(Data records)
====

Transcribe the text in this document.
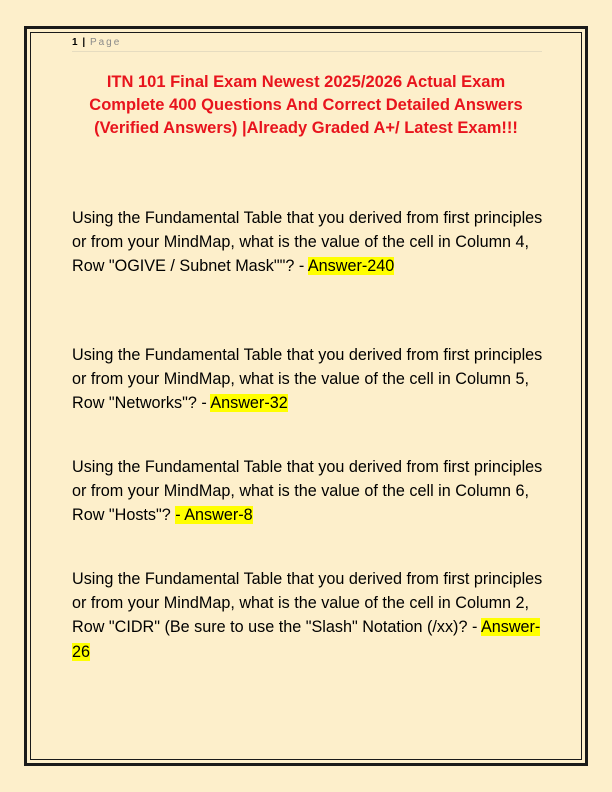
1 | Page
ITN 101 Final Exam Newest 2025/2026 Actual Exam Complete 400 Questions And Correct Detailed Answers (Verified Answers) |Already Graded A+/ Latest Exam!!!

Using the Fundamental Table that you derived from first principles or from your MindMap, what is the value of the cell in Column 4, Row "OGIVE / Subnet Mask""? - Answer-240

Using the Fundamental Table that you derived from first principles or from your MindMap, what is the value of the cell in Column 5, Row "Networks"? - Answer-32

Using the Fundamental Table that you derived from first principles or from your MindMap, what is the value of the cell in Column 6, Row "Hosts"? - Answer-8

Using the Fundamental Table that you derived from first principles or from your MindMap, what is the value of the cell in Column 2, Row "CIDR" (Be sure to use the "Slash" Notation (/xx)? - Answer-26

====

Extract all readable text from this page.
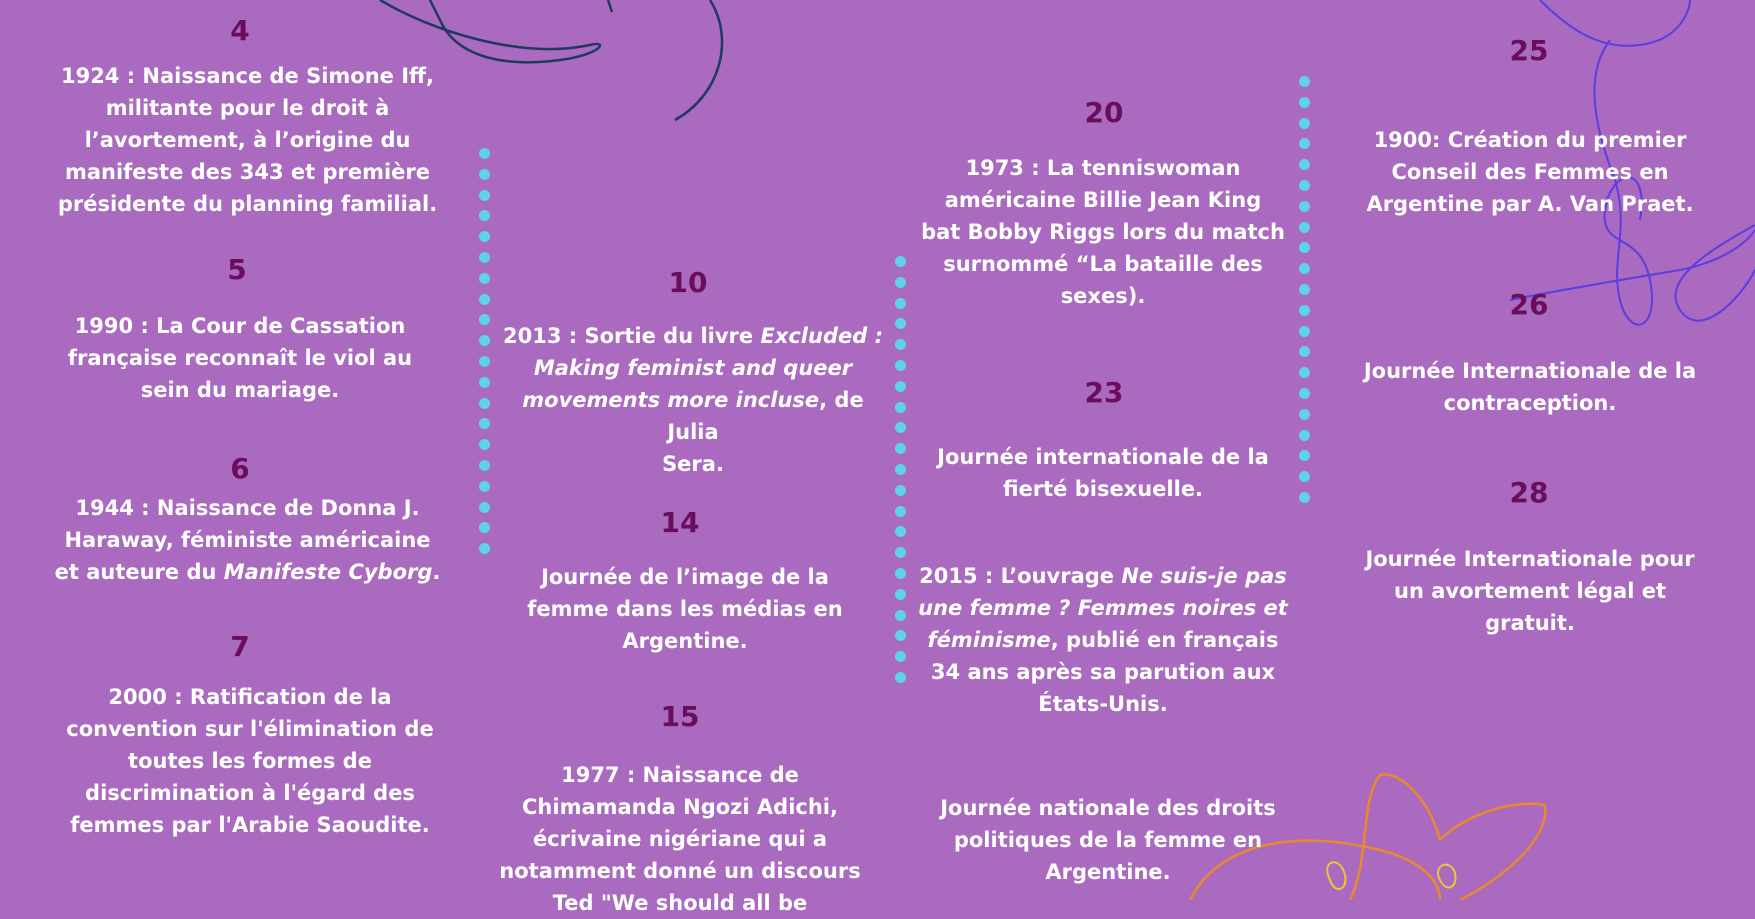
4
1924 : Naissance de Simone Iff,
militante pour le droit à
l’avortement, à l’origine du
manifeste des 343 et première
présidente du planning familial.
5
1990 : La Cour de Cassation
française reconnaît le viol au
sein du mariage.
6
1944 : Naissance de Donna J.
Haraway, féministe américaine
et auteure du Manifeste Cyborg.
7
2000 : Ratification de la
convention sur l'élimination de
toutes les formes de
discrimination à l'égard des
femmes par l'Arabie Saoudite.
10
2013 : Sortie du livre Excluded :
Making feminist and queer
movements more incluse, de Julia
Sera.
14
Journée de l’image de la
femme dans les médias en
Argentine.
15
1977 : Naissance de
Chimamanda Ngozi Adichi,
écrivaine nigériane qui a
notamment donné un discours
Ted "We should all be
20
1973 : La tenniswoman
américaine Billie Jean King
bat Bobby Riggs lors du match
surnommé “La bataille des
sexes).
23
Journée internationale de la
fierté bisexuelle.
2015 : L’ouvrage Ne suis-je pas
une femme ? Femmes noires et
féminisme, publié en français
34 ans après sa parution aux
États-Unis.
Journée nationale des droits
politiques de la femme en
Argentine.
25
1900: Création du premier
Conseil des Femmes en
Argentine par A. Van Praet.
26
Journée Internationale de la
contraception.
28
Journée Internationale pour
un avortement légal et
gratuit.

====

**What needs to be done**
Gather every line from the entries above where the word "Journée" appears, and copy them.

**Answer to this task**
Journée de l’image de la
Journée internationale de la
Journée nationale des droits
Journée Internationale de la
Journée Internationale pour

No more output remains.